Search the listing for "name" and copy every line where it appears.

☆ ☆ ☆

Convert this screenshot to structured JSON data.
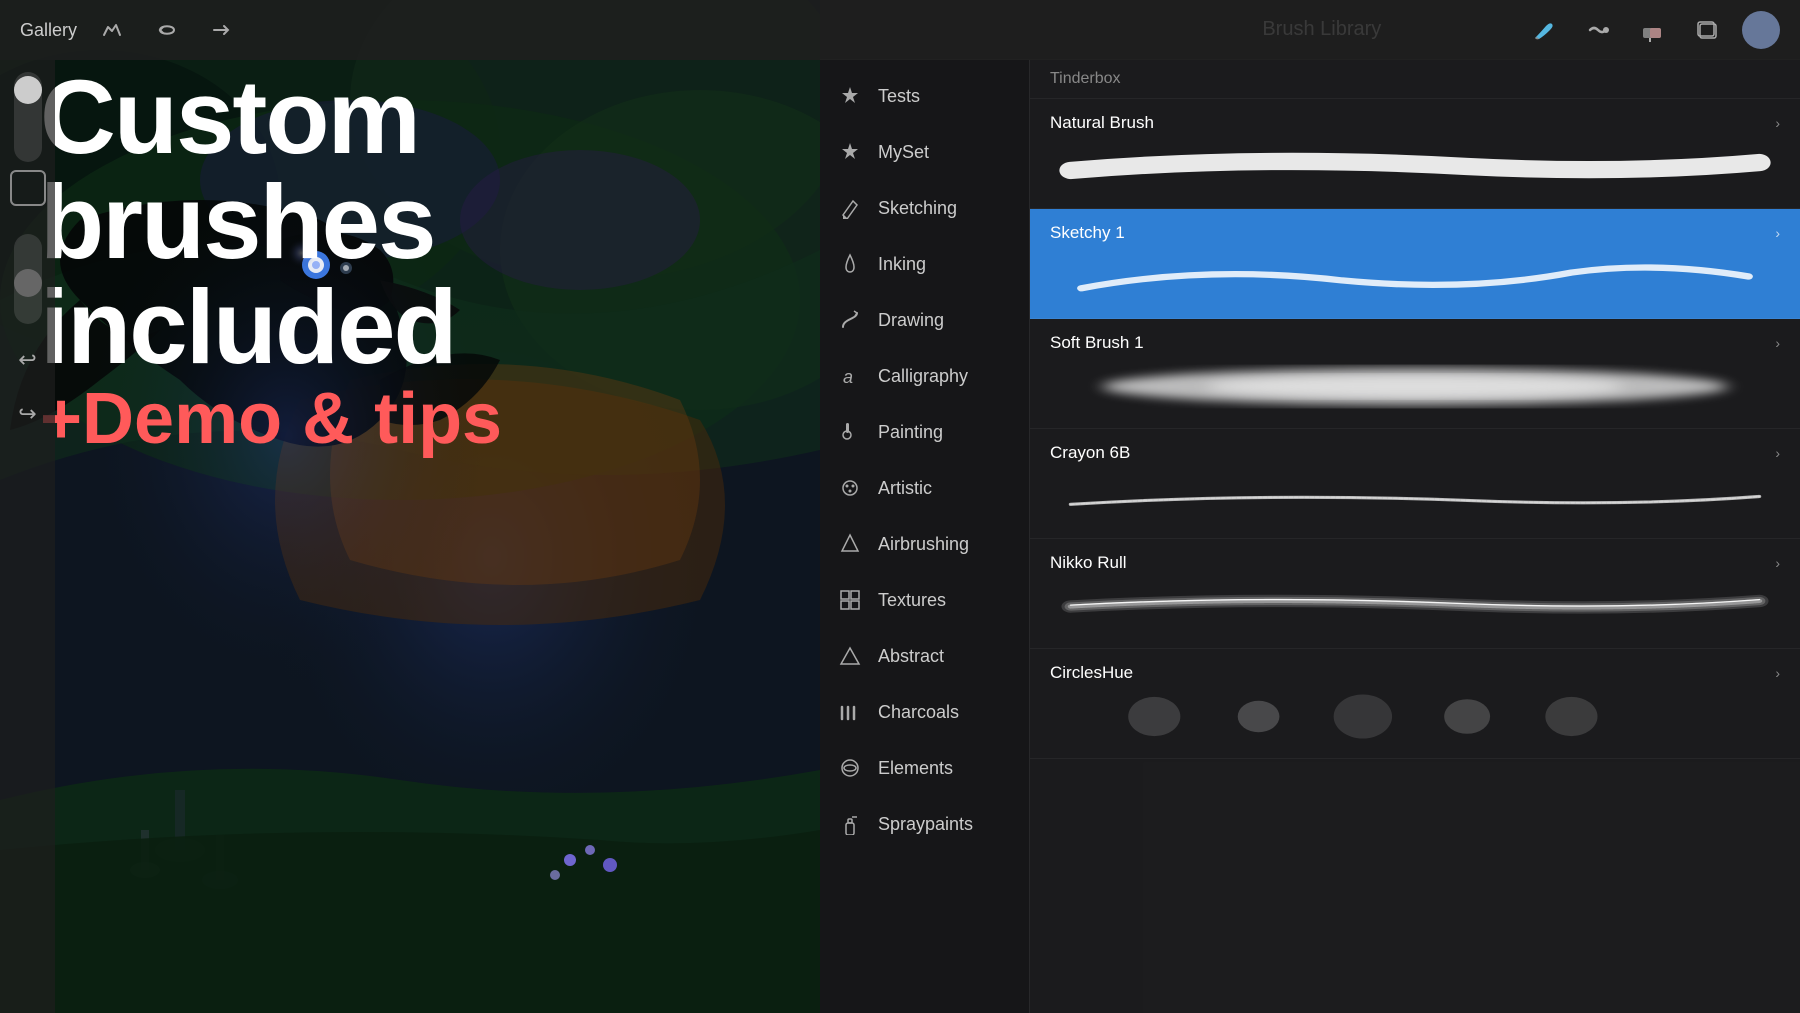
{
  "toolbar": {
    "gallery_label": "Gallery",
    "add_label": "+",
    "title": "Brush Library"
  },
  "overlay": {
    "main_title": "Custom brushes included",
    "sub_title": "+Demo & tips"
  },
  "categories": [
    {
      "id": "tests",
      "label": "Tests",
      "icon": "✦"
    },
    {
      "id": "myset",
      "label": "MySet",
      "icon": "✦"
    },
    {
      "id": "sketching",
      "label": "Sketching",
      "icon": "✐"
    },
    {
      "id": "inking",
      "label": "Inking",
      "icon": "💧"
    },
    {
      "id": "drawing",
      "label": "Drawing",
      "icon": "↺"
    },
    {
      "id": "calligraphy",
      "label": "Calligraphy",
      "icon": "𝒶"
    },
    {
      "id": "painting",
      "label": "Painting",
      "icon": "🖌"
    },
    {
      "id": "artistic",
      "label": "Artistic",
      "icon": "🎨"
    },
    {
      "id": "airbrushing",
      "label": "Airbrushing",
      "icon": "△"
    },
    {
      "id": "textures",
      "label": "Textures",
      "icon": "▦"
    },
    {
      "id": "abstract",
      "label": "Abstract",
      "icon": "△"
    },
    {
      "id": "charcoals",
      "label": "Charcoals",
      "icon": "⦁⦁⦁"
    },
    {
      "id": "elements",
      "label": "Elements",
      "icon": "☯"
    },
    {
      "id": "spraypaints",
      "label": "Spraypaints",
      "icon": "🗑"
    }
  ],
  "brush_list_header": "Tinderbox",
  "brushes": [
    {
      "id": "natural-brush",
      "name": "Natural Brush",
      "selected": false,
      "preview_type": "stroke_wide"
    },
    {
      "id": "sketchy-1",
      "name": "Sketchy 1",
      "selected": true,
      "preview_type": "stroke_curved"
    },
    {
      "id": "soft-brush-1",
      "name": "Soft Brush 1",
      "selected": false,
      "preview_type": "stroke_soft"
    },
    {
      "id": "crayon-6b",
      "name": "Crayon 6B",
      "selected": false,
      "preview_type": "stroke_thin"
    },
    {
      "id": "nikko-rull",
      "name": "Nikko Rull",
      "selected": false,
      "preview_type": "stroke_textured"
    },
    {
      "id": "circles-hue",
      "name": "CirclesHue",
      "selected": false,
      "preview_type": "stroke_circles"
    }
  ],
  "colors": {
    "accent_blue": "#2f7fd4",
    "text_primary": "#ffffff",
    "text_secondary": "#cccccc",
    "text_muted": "#888888",
    "panel_bg": "#1c1c1e",
    "selected_blue": "#2f7fd4",
    "sub_title_red": "#ff5a5a"
  }
}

☆ ☆ ☆

**Task answer**
      "name": "Natural Brush",
      "name": "Sketchy 1",
      "name": "Soft Brush 1",
      "name": "Crayon 6B",
      "name": "Nikko Rull",
      "name": "CirclesHue",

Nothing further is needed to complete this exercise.